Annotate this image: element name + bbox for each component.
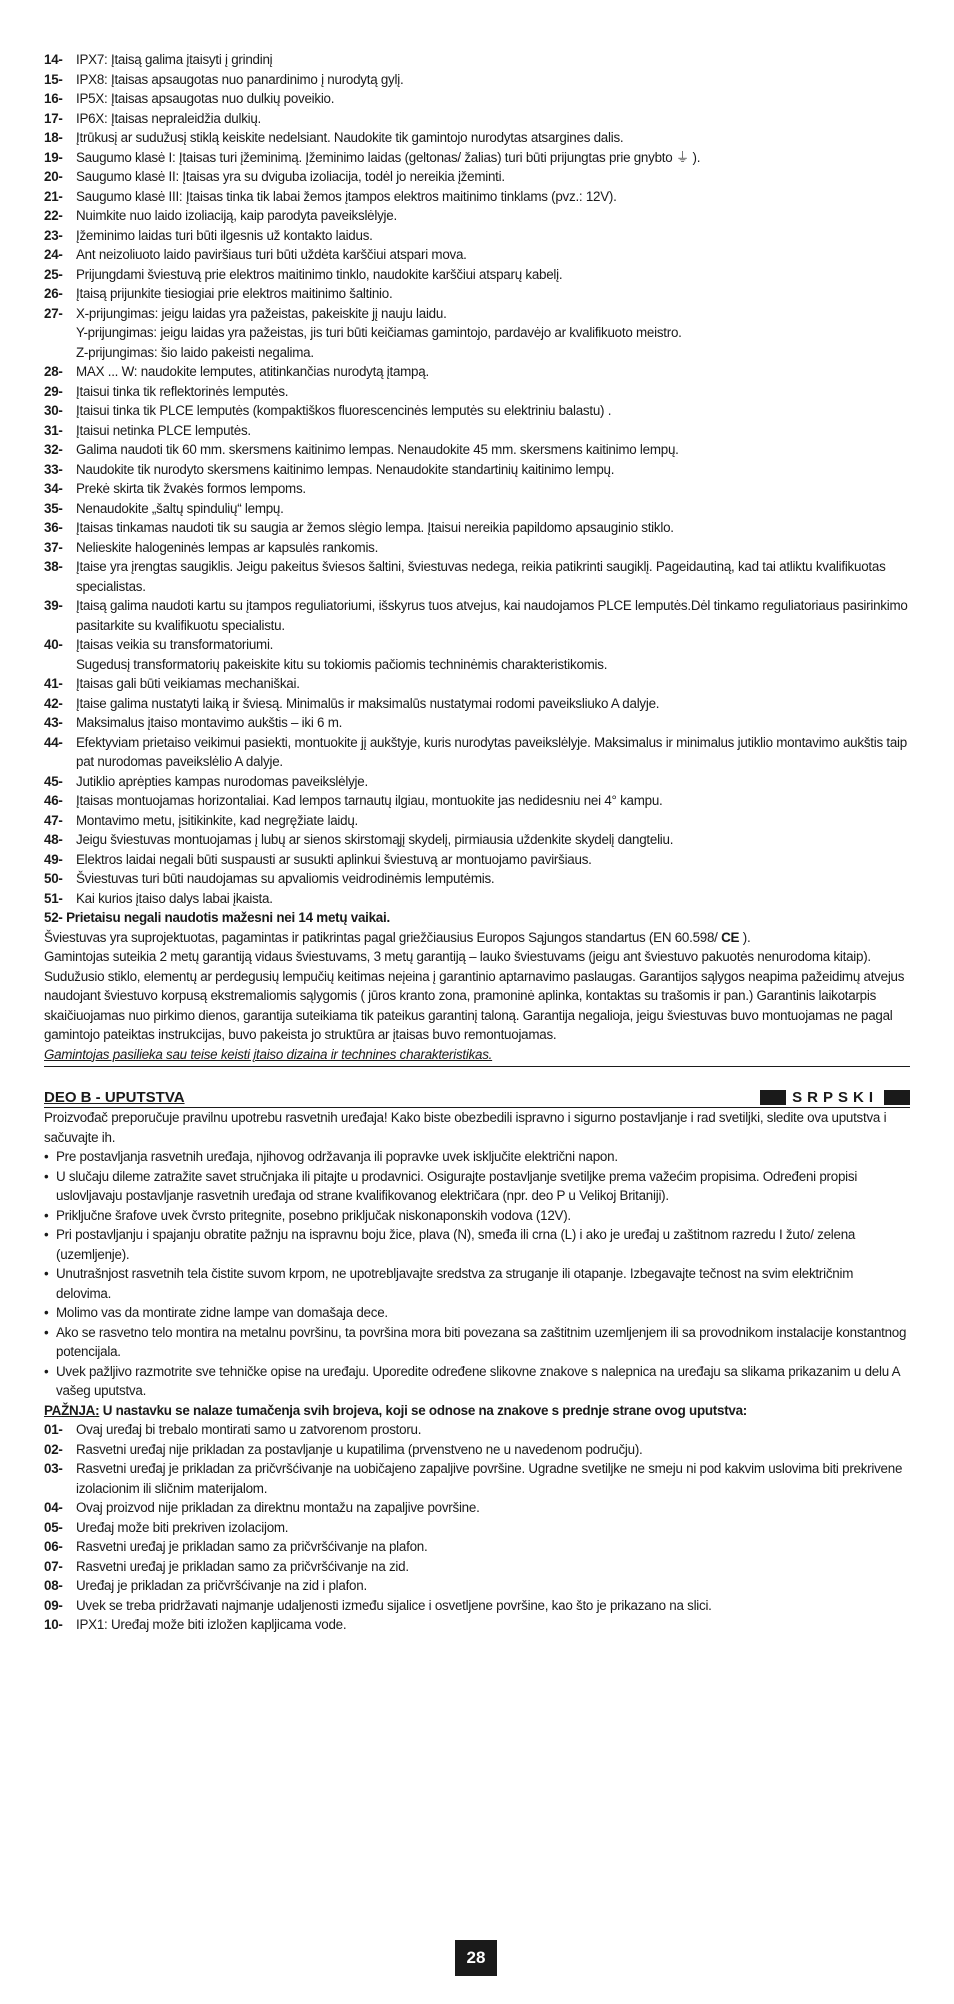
sr-item-text: Uređaj može biti prekriven izolacijom.	[76, 1519, 289, 1535]
lt-item-text: Montavimo metu, įsitikinkite, kad negręžiate laidų.	[76, 812, 358, 828]
lt-item	[44, 557, 910, 596]
lt-item-number: 47-	[44, 812, 63, 828]
lt-item-text: Įtaise yra įrengtas saugiklis. Jeigu pakeitus šviesos šaltini, šviestuvas nedega, reikia patikrinti saugiklį. Pageidautiną, kad tai atliktu kvalifikuotas specialistas.	[76, 559, 886, 594]
lt-item	[44, 226, 910, 246]
sr-bullet-item	[44, 1206, 910, 1226]
sr-bullet-item	[44, 1225, 910, 1264]
section-title: DEO B - UPUTSTVA	[44, 1089, 185, 1106]
lt-item	[44, 811, 910, 831]
lt-item-number: 23-	[44, 227, 63, 243]
lt-item-text: Įtaise galima nustatyti laiką ir šviesą. Minimalūs ir maksimalūs nustatymai rodomi paveiksliuko A dalyje.	[76, 695, 660, 711]
lt-item	[44, 479, 910, 499]
lt-item-text: Prijungdami šviestuvą prie elektros maitinimo tinklo, naudokite karščiui atsparų kabelį.	[76, 266, 563, 282]
lt-item-text: Saugumo klasė II: Įtaisas yra su dviguba izoliacija, todėl jo nereikia įžeminti.	[76, 169, 505, 184]
serbian-bullets	[44, 1147, 910, 1401]
sr-bullet-text: Pri postavljanju i spajanju obratite pažnju na ispravnu boju žice, plava (N), smeđa ili crna (L) i ako je uređaj u zaštitnom razredu I žuto/ zelena (uzemljenje).	[56, 1227, 856, 1262]
lt-item	[44, 284, 910, 304]
sr-item-text: Rasvetni uređaj je prikladan samo za pričvršćivanje na plafon.	[76, 1539, 428, 1554]
lt-item	[44, 518, 910, 538]
lt-item-number: 43-	[44, 715, 63, 730]
sr-item-text: Rasvetni uređaj je prikladan za pričvršćivanje na uobičajeno zapaljive površine. Ugradne svetiljke ne smeju ni pod kakvim uslovima biti prekrivene izolacionim ili sličnim materijalom.	[76, 1461, 903, 1496]
sr-item-number: 02-	[44, 1441, 63, 1457]
sr-bullet-text: Unutrašnjost rasvetnih tela čistite suvom krpom, ne upotrebljavajte sredstva za struganje ili otapanje. Izbegavajte tečnost na svim električnim delovima.	[56, 1266, 854, 1301]
lt-item-number: 38-	[44, 559, 63, 574]
lt-item-text: Įtaisą galima naudoti kartu su įtampos reguliatoriumi, išskyrus tuos atvejus, kai naudojamos PLCE lemputės.Dėl tinkamo reguliatoriaus pasirinkimo pasitarkite su kvalifikuotu specialistu.	[76, 598, 908, 633]
lt-item-number: 18-	[44, 130, 63, 145]
lt-item-number: 14-	[44, 52, 63, 67]
lithuanian-list	[44, 50, 910, 908]
bullet-icon: •	[44, 1324, 49, 1340]
language-bar-left	[760, 1090, 786, 1105]
sr-item-number: 01-	[44, 1422, 63, 1437]
serbian-list	[44, 1420, 910, 1635]
lt-item-text: Įžeminimo laidas turi būti ilgesnis už kontakto laidus.	[76, 227, 373, 243]
sr-item-number: 07-	[44, 1558, 63, 1574]
lt-item-number: 30-	[44, 403, 63, 418]
lt-item-text: Elektros laidai negali būti suspausti ar susukti aplinkui šviestuvą ar montuojamo paviršiaus.	[76, 851, 592, 867]
lt-standards-text: Šviestuvas yra suprojektuotas, pagamintas ir patikrintas pagal griežčiausius Europos Sąjungos standartus (EN 60.598/	[44, 929, 718, 945]
lt-item-number: 49-	[44, 851, 63, 867]
sr-item-number: 09-	[44, 1597, 63, 1613]
sr-bullet-item	[44, 1303, 910, 1323]
lt-item	[44, 421, 910, 441]
lt-item-number: 17-	[44, 110, 63, 126]
sr-item	[44, 1557, 910, 1577]
lt-item-text: IP6X: Įtaisas nepraleidžia dulkių.	[76, 110, 262, 126]
sr-bullet-item	[44, 1167, 910, 1206]
sr-item-number: 10-	[44, 1617, 63, 1632]
lt-standards-end: ).	[742, 929, 751, 945]
lt-item	[44, 206, 910, 226]
sr-item-text: IPX1: Uređaj može biti izložen kapljicama vode.	[76, 1617, 347, 1632]
sr-item	[44, 1576, 910, 1596]
lt-item-text: Saugumo klasė I: Įtaisas turi įžeminimą. Įžeminimo laidas (geltonas/ žalias) turi būti prijungtas prie gnybto ⏚ ).	[76, 149, 701, 165]
lt-item-text: Maksimalus įtaiso montavimo aukštis – iki 6 m.	[76, 715, 343, 730]
sr-bullet-text: Molimo vas da montirate zidne lampe van domašaja dece.	[56, 1305, 388, 1320]
sr-bullet-item	[44, 1147, 910, 1167]
lt-item-number: 46-	[44, 793, 63, 808]
lt-item-text: Įtaisas montuojamas horizontaliai. Kad lempos tarnautų ilgiau, montuokite jas nedidesniu nei 4° kampu.	[76, 793, 663, 808]
lt-item-number: 16-	[44, 91, 63, 106]
lt-item-number: 22-	[44, 208, 63, 223]
lt-item-number: 51-	[44, 890, 63, 906]
lt-item	[44, 382, 910, 402]
sr-item-text: Ovaj proizvod nije prikladan za direktnu montažu na zapaljive površine.	[76, 1500, 480, 1515]
serbian-section-header	[44, 1089, 910, 1108]
lt-item-number: 33-	[44, 461, 63, 477]
sr-item	[44, 1440, 910, 1460]
lt-item-number: 24-	[44, 247, 63, 262]
sr-item	[44, 1615, 910, 1635]
lt-item	[44, 850, 910, 870]
lt-item-number: 37-	[44, 539, 63, 555]
sr-bullet-text: Priključne šrafove uvek čvrsto pritegnite, posebno priključak niskonaponskih vodova (12V).	[56, 1207, 571, 1223]
lt-item-text: IPX8: Įtaisas apsaugotas nuo panardinimo į nurodytą gylį.	[76, 71, 404, 87]
sr-item	[44, 1596, 910, 1616]
lt-item-number: 31-	[44, 422, 63, 438]
sr-bullet-text: Uvek pažljivo razmotrite sve tehničke opise na uređaju. Uporedite određene slikovne znakove s nalepnica na uređaju sa slikama prikazanim u delu A vašeg uputstva.	[56, 1363, 900, 1398]
sr-item-text: Uređaj je prikladan za pričvršćivanje na zid i plafon.	[76, 1578, 367, 1593]
sr-item	[44, 1459, 910, 1498]
lt-item-number: 21-	[44, 188, 63, 204]
lt-item-text: Įtaisui tinka tik reflektorinės lemputės.	[76, 383, 289, 399]
lt-item-text: IPX7: Įtaisą galima įtaisyti į grindinį	[76, 52, 273, 67]
lt-item-text: Nuimkite nuo laido izoliaciją, kaip parodyta paveikslėlyje.	[76, 208, 397, 223]
lt-item	[44, 265, 910, 285]
lt-item-text: Saugumo klasė III: Įtaisas tinka tik labai žemos įtampos elektros maitinimo tinklams (pvz.: 12V).	[76, 188, 617, 204]
lt-item	[44, 713, 910, 733]
sr-item	[44, 1498, 910, 1518]
lt-item	[44, 499, 910, 519]
lt-item-number: 26-	[44, 286, 63, 301]
lt-item-number: 15-	[44, 71, 63, 87]
lt-item-number: 29-	[44, 383, 63, 399]
lt-item	[44, 304, 910, 363]
lt-item-number: 36-	[44, 520, 63, 535]
bullet-icon: •	[44, 1149, 49, 1164]
lt-item	[44, 538, 910, 558]
lt-item	[44, 167, 910, 187]
sr-bullet-text: Ako se rasvetno telo montira na metalnu površinu, ta površina mora biti povezana sa zaštitnim uzemljenjem ili sa provodnikom instalacije konstantnog potencijala.	[56, 1324, 907, 1359]
lt-item-text: Įtaisą prijunkite tiesiogiai prie elektros maitinimo šaltinio.	[76, 286, 393, 301]
lt-item	[44, 869, 910, 889]
lt-item-text: Įtaisui tinka tik PLCE lemputės (kompaktiškos fluorescencinės lemputės su elektriniu balastu) .	[76, 403, 612, 418]
lt-item-number: 25-	[44, 266, 63, 282]
lt-item-text: Įtrūkusį ar sudužusį stiklą keiskite nedelsiant. Naudokite tik gamintojo nurodytas atsargines dalis.	[76, 130, 624, 145]
bullet-icon: •	[44, 1207, 49, 1223]
lt-item-text: Įtaisui netinka PLCE lemputės.	[76, 422, 251, 438]
lt-item	[44, 187, 910, 207]
sr-item-number: 05-	[44, 1519, 63, 1535]
lt-item-text: Jutiklio aprėpties kampas nurodomas paveikslėlyje.	[76, 773, 368, 789]
attention-line	[44, 1401, 910, 1421]
language-tab	[760, 1089, 910, 1106]
lt-item	[44, 89, 910, 109]
lt-item-number: 40-	[44, 637, 63, 652]
lt-item-number: 34-	[44, 481, 63, 496]
sr-bullet-item	[44, 1362, 910, 1401]
bullet-icon: •	[44, 1305, 49, 1320]
lt-item-number: 19-	[44, 149, 63, 165]
lt-item	[44, 674, 910, 694]
lt-item-number: 50-	[44, 871, 63, 886]
lt-item	[44, 460, 910, 480]
sr-bullet-item	[44, 1323, 910, 1362]
lt-item	[44, 128, 910, 148]
sr-bullet-item	[44, 1264, 910, 1303]
lt-item	[44, 362, 910, 382]
lt-item	[44, 889, 910, 909]
lt-item-text: X-prijungimas: jeigu laidas yra pažeistas, pakeiskite jį nauju laidu. Y-prijungimas: jeigu laidas yra pažeistas, jis turi būti keičiamas gamintojo, pardavėjo ar kvalifikuoto meistro. Z-prijungimas: šio laido pakeisti negalima.	[76, 305, 682, 360]
lt-item	[44, 109, 910, 129]
document-page	[44, 50, 910, 1635]
sr-item-text: Rasvetni uređaj je prikladan samo za pričvršćivanje na zid.	[76, 1558, 409, 1574]
lt-item	[44, 635, 910, 674]
sr-item-number: 03-	[44, 1461, 63, 1476]
bullet-icon: •	[44, 1363, 49, 1379]
lt-item-text: Nelieskite halogeninės lempas ar kapsulės rankomis.	[76, 539, 379, 555]
lt-item	[44, 830, 910, 850]
lt-item-text: Šviestuvas turi būti naudojamas su apvaliomis veidrodinėmis lemputėmis.	[76, 871, 495, 886]
lt-item-number: 20-	[44, 169, 63, 184]
lt-item-text: Jeigu šviestuvas montuojamas į lubų ar sienos skirstomąjį skydelį, pirmiausia uždenkite skydelį dangteliu.	[76, 832, 674, 847]
lt-item	[44, 245, 910, 265]
lt-item-text: Įtaisas veikia su transformatoriumi. Sugedusį transformatorių pakeiskite kitu su tokiomis pačiomis techninėmis charakteristikomis.	[76, 637, 608, 672]
ce-mark: CE	[721, 929, 740, 945]
sr-item	[44, 1518, 910, 1538]
sr-item-text: Ovaj uređaj bi trebalo montirati samo u zatvorenom prostoru.	[76, 1422, 422, 1437]
sr-bullet-text: Pre postavljanja rasvetnih uređaja, njihovog održavanja ili popravke uvek isključite električni napon.	[56, 1149, 618, 1164]
sr-item-number: 08-	[44, 1578, 63, 1593]
lt-item-number: 42-	[44, 695, 63, 711]
lt-item-text: IP5X: Įtaisas apsaugotas nuo dulkių poveikio.	[76, 91, 335, 106]
lt-item-text: Nenaudokite „šaltų spindulių“ lempų.	[76, 500, 284, 516]
lt-item-text: Įtaisas gali būti veikiamas mechaniškai.	[76, 676, 300, 691]
lt-item-number: 28-	[44, 364, 63, 379]
sr-item-text: Uvek se treba pridržavati najmanje udaljenosti između sijalice i osvetljene površine, kao što je prikazano na slici.	[76, 1597, 712, 1613]
lt-item	[44, 70, 910, 90]
lt-item-text: Įtaisas tinkamas naudoti tik su saugia ar žemos slėgio lempa. Įtaisui nereikia papildomo apsauginio stiklo.	[76, 520, 674, 535]
sr-item	[44, 1537, 910, 1557]
bullet-icon: •	[44, 1266, 49, 1281]
lt-item-number: 41-	[44, 676, 63, 691]
lt-item	[44, 401, 910, 421]
lt-warranty-paragraph: Gamintojas suteikia 2 metų garantiją vidaus šviestuvams, 3 metų garantiją – lauko šviestuvams (jeigu ant šviestuvo pakuotės nenurodoma kitaip). Sudužusio stiklo, elementų ar perdegusių lempučių keitimas neįeina į garantinio aptarnavimo paslaugas. Garantijos sąlygos neapima pažeidimų atvejus naudojant šviestuvo korpusą ekstremaliomis sąlygomis ( jūros kranto zona, pramoninė aplinka, kontaktas su trašomis ir pan.) Garantinis laikotarpis skaičiuojamas nuo pirkimo dienos, garantija suteikiama tik pateikus garantinį taloną. Garantija negalioja, jeigu šviestuvas buvo montuojamas ne pagal gamintojo pateiktas instrukcijas, buvo pakeista jo struktūra ar įtaisas buvo remontuojamas.	[44, 949, 905, 1042]
page-number: 28	[455, 1940, 497, 1976]
section-divider	[44, 1066, 910, 1067]
lt-rights-note: Gamintojas pasilieka sau teise keisti įtaiso dizaina ir technines charakteristikas.	[44, 1046, 493, 1062]
language-label: SRPSKI	[792, 1089, 878, 1106]
lt-item-number: 35-	[44, 500, 63, 516]
lt-item	[44, 791, 910, 811]
lt-item-text: Efektyviam prietaiso veikimui pasiekti, montuokite jį aukštyje, kuris nurodytas paveikslėlyje. Maksimalus ir minimalus jutiklio montavimo aukštis taip pat nurodomas paveikslėlio A dalyje.	[76, 734, 907, 769]
lt-standards-paragraph	[44, 928, 910, 948]
lt-item-number: 27-	[44, 305, 63, 321]
lt-item	[44, 596, 910, 635]
lt-item-text: Prekė skirta tik žvakės formos lempoms.	[76, 481, 306, 496]
lt-item-52	[44, 908, 910, 928]
lt-item-text: MAX ... W: naudokite lemputes, atitinkančias nurodytą įtampą.	[76, 364, 429, 379]
bullet-icon: •	[44, 1168, 49, 1184]
lt-item	[44, 440, 910, 460]
sr-item	[44, 1420, 910, 1440]
lt-item	[44, 148, 910, 168]
sr-item-text: Rasvetni uređaj nije prikladan za postavljanje u kupatilima (prvenstveno ne u navedenom području).	[76, 1441, 643, 1457]
sr-item-number: 06-	[44, 1539, 63, 1554]
lt-item-text: Ant neizoliuoto laido paviršiaus turi būti uždėta karščiui atspari mova.	[76, 247, 467, 262]
lt-item-number: 48-	[44, 832, 63, 847]
lt-item	[44, 694, 910, 714]
language-bar-right	[884, 1090, 910, 1105]
lt-item-number: 39-	[44, 598, 63, 613]
sr-intro: Proizvođač preporučuje pravilnu upotrebu rasvetnih uređaja! Kako biste obezbedili ispravno i sigurno postavljanje i rad svetiljki, sledite ova uputstva i sačuvajte ih.	[44, 1110, 887, 1145]
lt-item-text: Galima naudoti tik 60 mm. skersmens kaitinimo lempas. Nenaudokite 45 mm. skersmens kaitinimo lempų.	[76, 442, 679, 457]
attention-label: PAŽNJA:	[44, 1402, 100, 1418]
attention-text: U nastavku se nalaze tumačenja svih brojeva, koji se odnose na znakove s prednje strane ovog uputstva:	[99, 1402, 748, 1418]
sr-item-number: 04-	[44, 1500, 63, 1515]
lt-item	[44, 772, 910, 792]
lt-item-text: Naudokite tik nurodyto skersmens kaitinimo lempas. Nenaudokite standartinių kaitinimo lempų.	[76, 461, 615, 477]
lt-item-number: 45-	[44, 773, 63, 789]
sr-bullet-text: U slučaju dileme zatražite savet stručnjaka ili pitajte u prodavnici. Osigurajte postavljanje svetiljke prema važećim propisima. Određeni propisi uslovljavaju postavljanje rasvetnih uređaja od strane kvalifikovanog električara (npr. deo P u Velikoj Britaniji).	[56, 1168, 858, 1203]
bullet-icon: •	[44, 1227, 49, 1242]
lt-item-52-text: 52- Prietaisu negali naudotis mažesni nei 14 metų vaikai.	[44, 910, 390, 925]
lt-item-number: 44-	[44, 734, 63, 750]
lt-item-number: 32-	[44, 442, 63, 457]
lt-item	[44, 733, 910, 772]
lt-item-text: Kai kurios įtaiso dalys labai įkaista.	[76, 890, 273, 906]
lt-item	[44, 50, 910, 70]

*Task instructions*:
Can you pull out every line in the entries above that contains the word "section"?

*Answer to the task*:
section-title: DEO B - UPUTSTVA	[44, 1089, 185, 1106]
serbian-section-header	[44, 1089, 910, 1108]
section-divider	[44, 1066, 910, 1067]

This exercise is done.